## Entries supplied:
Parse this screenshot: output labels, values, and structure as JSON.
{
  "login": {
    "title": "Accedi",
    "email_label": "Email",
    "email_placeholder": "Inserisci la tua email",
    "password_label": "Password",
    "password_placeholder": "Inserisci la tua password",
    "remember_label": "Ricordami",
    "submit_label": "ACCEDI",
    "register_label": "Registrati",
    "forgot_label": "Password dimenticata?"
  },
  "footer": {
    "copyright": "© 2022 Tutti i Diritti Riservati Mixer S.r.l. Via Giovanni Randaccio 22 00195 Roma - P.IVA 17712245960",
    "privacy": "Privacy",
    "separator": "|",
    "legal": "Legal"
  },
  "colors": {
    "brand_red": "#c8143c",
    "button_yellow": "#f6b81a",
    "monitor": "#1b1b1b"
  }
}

## Instruction:
Restate the whole listing exactly, leaving out nothing.

## Written reply:
Parse this screenshot: output labels, values, and structure as JSON.
{
  "login": {
    "title": "Accedi",
    "email_label": "Email",
    "email_placeholder": "Inserisci la tua email",
    "password_label": "Password",
    "password_placeholder": "Inserisci la tua password",
    "remember_label": "Ricordami",
    "submit_label": "ACCEDI",
    "register_label": "Registrati",
    "forgot_label": "Password dimenticata?"
  },
  "footer": {
    "copyright": "© 2022 Tutti i Diritti Riservati Mixer S.r.l. Via Giovanni Randaccio 22 00195 Roma - P.IVA 17712245960",
    "privacy": "Privacy",
    "separator": "|",
    "legal": "Legal"
  },
  "colors": {
    "brand_red": "#c8143c",
    "button_yellow": "#f6b81a",
    "monitor": "#1b1b1b"
  }
}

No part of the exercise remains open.